### [WHAT TO DO]
Show all lines holding the string "señor".

### [Records from a data collection]
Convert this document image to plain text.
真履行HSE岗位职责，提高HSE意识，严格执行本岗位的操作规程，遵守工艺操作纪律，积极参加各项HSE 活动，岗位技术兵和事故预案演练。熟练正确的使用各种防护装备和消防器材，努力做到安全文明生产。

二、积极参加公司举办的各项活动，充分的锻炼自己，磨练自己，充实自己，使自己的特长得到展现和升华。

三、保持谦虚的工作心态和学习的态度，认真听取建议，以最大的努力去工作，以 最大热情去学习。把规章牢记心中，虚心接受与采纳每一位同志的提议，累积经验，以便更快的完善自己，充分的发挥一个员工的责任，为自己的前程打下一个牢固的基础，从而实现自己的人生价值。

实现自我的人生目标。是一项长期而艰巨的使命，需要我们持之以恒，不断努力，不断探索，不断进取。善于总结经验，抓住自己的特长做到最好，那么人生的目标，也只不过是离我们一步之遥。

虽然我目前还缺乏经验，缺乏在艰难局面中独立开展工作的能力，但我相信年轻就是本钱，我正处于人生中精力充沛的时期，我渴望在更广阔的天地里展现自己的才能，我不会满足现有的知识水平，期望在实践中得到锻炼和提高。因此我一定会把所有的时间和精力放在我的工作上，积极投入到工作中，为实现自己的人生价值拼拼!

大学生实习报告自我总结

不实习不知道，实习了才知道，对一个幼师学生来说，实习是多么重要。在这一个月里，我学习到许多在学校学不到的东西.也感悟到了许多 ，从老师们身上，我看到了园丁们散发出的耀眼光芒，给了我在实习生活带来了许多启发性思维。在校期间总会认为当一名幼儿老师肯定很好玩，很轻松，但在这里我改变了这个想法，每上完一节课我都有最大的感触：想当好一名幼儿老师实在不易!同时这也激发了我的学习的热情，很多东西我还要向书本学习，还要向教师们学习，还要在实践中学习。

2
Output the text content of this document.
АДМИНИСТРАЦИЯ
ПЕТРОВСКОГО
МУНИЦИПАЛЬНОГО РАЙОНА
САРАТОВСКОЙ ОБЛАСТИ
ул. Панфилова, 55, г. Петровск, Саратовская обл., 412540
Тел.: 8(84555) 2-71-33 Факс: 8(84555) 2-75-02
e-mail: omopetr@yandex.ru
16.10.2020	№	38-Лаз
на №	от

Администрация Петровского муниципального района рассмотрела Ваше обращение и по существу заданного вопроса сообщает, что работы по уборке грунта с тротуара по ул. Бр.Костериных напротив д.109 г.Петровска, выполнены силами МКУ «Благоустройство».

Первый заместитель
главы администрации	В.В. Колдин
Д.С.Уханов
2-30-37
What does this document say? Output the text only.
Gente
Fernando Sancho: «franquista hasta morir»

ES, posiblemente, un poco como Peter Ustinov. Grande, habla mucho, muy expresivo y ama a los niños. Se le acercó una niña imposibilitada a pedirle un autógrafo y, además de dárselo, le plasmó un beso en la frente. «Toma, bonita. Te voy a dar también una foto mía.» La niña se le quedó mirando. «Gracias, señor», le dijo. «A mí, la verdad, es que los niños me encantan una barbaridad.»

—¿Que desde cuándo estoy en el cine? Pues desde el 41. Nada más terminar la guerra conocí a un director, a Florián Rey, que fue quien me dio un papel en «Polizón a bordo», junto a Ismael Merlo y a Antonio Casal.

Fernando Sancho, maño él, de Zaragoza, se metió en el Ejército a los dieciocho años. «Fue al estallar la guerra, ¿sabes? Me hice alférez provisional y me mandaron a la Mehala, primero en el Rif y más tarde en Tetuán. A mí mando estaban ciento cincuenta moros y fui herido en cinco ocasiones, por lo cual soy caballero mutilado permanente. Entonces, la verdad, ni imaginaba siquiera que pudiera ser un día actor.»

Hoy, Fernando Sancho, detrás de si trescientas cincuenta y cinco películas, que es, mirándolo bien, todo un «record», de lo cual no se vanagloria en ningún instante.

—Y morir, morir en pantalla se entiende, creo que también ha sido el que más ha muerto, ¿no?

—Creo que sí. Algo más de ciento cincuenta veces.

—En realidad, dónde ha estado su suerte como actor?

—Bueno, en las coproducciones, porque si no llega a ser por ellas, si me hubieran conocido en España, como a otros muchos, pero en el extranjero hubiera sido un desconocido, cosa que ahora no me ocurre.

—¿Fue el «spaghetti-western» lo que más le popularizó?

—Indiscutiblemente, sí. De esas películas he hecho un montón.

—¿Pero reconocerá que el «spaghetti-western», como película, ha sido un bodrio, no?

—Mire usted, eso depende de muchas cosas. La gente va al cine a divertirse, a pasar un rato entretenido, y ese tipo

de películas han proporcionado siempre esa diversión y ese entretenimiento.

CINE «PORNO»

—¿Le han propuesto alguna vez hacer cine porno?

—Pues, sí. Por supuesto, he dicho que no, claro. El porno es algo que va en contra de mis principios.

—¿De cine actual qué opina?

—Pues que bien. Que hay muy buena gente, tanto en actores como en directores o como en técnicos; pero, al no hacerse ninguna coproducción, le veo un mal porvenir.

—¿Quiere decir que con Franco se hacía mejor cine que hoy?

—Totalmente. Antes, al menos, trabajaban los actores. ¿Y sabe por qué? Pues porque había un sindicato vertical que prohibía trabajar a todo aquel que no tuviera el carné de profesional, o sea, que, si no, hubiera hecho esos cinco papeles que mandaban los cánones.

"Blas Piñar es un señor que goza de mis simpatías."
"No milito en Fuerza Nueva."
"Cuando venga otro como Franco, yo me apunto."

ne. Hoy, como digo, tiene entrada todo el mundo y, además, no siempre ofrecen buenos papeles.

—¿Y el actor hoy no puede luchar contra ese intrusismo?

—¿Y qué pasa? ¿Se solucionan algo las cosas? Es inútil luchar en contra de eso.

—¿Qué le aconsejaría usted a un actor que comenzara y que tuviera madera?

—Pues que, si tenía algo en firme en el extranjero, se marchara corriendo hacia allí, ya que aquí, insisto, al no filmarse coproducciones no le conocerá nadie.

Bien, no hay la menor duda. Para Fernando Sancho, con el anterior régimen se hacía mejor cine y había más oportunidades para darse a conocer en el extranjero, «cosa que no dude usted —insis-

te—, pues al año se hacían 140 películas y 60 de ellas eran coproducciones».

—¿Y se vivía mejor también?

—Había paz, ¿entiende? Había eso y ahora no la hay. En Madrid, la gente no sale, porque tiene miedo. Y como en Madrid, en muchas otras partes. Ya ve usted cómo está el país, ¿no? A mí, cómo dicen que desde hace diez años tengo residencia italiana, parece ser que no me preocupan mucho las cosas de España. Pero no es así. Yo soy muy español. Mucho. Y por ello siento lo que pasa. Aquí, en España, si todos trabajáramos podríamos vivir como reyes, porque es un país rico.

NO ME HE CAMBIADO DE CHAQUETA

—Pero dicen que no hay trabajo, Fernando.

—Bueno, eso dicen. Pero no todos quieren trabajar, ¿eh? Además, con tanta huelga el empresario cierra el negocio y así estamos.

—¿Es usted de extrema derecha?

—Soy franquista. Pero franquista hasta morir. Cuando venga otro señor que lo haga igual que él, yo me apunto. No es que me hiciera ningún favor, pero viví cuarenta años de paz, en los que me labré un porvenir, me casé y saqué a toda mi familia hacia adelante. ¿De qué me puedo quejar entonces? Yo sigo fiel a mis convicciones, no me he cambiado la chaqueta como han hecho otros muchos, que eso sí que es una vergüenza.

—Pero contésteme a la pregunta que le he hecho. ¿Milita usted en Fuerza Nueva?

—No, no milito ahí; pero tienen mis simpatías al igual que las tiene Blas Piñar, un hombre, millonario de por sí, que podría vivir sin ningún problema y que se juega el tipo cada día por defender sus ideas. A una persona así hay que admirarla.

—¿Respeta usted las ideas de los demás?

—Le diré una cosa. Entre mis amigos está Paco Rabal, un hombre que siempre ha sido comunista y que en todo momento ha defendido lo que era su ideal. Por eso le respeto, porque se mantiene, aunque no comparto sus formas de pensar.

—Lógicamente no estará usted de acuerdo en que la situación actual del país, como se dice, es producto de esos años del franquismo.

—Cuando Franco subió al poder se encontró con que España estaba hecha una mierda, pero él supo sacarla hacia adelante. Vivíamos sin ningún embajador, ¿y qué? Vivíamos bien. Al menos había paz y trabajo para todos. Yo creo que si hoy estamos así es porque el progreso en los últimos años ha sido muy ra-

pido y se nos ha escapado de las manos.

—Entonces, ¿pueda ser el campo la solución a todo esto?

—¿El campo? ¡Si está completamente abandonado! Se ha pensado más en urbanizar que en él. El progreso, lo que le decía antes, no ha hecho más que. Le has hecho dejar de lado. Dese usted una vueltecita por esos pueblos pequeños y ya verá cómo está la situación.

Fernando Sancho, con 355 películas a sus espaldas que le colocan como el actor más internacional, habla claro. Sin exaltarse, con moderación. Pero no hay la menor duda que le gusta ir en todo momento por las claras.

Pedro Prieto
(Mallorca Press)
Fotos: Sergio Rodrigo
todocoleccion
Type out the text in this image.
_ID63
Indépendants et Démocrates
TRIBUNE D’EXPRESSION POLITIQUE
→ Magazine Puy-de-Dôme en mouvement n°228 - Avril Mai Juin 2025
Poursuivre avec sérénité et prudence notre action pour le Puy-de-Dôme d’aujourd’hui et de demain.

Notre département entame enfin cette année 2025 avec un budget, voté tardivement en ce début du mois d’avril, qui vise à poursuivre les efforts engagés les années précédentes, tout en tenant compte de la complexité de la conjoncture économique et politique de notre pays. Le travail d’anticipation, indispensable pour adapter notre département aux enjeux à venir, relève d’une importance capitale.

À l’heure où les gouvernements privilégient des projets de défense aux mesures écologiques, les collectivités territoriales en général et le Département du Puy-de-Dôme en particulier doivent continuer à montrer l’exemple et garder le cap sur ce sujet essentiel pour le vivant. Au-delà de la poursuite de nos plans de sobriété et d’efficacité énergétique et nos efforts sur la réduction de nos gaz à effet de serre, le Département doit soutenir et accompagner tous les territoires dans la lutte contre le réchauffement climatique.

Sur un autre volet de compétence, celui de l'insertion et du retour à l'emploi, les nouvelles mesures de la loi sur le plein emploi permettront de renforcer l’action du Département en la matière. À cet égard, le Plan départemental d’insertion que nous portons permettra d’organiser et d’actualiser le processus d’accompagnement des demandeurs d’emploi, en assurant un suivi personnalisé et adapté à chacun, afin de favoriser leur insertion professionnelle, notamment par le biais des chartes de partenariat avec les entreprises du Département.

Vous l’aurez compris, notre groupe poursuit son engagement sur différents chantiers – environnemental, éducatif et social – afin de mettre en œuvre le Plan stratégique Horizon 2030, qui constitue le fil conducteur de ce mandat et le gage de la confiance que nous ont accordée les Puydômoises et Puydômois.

### [SOLUTION TO THE PROBLEM]
ES, posiblemente, un poco como Peter Ustinov. Grande, habla mucho, muy expresivo y ama a los niños. Se le acercó una niña imposibilitada a pedirle un autógrafo y, además de dárselo, le plasmó un beso en la frente. «Toma, bonita. Te voy a dar también una foto mía.» La niña se le quedó mirando. «Gracias, señor», le dijo. «A mí, la verdad, es que los niños me encantan una barbaridad.»
"Blas Piñar es un señor que goza de mis simpatías."
—Soy franquista. Pero franquista hasta morir. Cuando venga otro señor que lo haga igual que él, yo me apunto. No es que me hiciera ningún favor, pero viví cuarenta años de paz, en los que me labré un porvenir, me casé y saqué a toda mi familia hacia adelante. ¿De qué me puedo quejar entonces? Yo sigo fiel a mis convicciones, no me he cambiado la chaqueta como han hecho otros muchos, que eso sí que es una vergüenza.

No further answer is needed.